Start Records
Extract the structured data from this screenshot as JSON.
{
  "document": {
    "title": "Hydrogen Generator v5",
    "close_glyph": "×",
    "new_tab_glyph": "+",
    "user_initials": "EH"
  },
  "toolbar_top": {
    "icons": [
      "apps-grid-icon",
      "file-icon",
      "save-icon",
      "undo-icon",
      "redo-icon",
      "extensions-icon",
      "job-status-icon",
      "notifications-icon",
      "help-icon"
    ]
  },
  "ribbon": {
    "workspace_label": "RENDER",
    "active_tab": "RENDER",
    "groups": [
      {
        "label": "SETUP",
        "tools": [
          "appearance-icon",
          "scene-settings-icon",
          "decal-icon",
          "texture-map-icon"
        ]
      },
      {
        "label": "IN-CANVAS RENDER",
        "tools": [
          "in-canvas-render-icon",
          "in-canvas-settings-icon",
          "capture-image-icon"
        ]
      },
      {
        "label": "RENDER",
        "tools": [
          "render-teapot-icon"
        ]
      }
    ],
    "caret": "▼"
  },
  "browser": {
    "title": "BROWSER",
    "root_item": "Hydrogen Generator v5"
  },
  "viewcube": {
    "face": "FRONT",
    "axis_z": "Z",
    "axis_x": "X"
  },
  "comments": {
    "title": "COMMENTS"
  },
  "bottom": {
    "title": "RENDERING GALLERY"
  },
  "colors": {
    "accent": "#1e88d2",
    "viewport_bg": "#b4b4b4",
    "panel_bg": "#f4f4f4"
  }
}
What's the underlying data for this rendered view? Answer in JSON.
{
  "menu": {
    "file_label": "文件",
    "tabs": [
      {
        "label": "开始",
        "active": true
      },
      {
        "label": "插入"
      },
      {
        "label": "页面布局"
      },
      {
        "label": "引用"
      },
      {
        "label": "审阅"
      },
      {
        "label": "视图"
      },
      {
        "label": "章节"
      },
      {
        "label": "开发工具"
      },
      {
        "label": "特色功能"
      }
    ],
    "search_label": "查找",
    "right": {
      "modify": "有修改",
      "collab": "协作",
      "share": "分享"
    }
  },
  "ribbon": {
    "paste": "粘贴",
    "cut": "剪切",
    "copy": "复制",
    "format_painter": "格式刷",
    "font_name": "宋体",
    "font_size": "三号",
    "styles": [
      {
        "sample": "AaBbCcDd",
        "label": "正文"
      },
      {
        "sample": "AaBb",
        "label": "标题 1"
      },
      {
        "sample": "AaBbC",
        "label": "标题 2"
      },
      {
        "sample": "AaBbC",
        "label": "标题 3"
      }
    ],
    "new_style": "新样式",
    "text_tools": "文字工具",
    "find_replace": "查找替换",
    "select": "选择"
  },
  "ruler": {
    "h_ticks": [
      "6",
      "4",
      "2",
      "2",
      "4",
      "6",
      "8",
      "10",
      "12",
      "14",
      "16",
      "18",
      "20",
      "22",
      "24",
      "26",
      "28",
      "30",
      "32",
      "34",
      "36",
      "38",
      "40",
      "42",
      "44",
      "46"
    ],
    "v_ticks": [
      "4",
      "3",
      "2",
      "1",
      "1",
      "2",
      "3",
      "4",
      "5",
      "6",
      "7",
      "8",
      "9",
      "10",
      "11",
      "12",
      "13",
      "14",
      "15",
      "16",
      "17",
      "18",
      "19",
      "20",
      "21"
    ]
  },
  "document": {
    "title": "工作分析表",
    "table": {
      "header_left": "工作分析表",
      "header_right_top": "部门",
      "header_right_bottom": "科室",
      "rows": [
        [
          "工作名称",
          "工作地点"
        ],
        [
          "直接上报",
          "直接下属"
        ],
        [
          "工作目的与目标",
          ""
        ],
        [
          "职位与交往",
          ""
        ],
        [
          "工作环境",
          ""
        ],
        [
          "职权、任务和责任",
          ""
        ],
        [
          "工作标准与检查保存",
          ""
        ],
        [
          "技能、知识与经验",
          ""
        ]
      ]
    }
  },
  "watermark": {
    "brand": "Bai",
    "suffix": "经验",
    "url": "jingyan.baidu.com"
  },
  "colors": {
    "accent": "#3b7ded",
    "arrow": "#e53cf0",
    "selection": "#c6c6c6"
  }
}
End Records
Which lines hold the word "Hydrogen"? Return all of them from the records above.

Written response »
    "title": "Hydrogen Generator v5",
    "root_item": "Hydrogen Generator v5"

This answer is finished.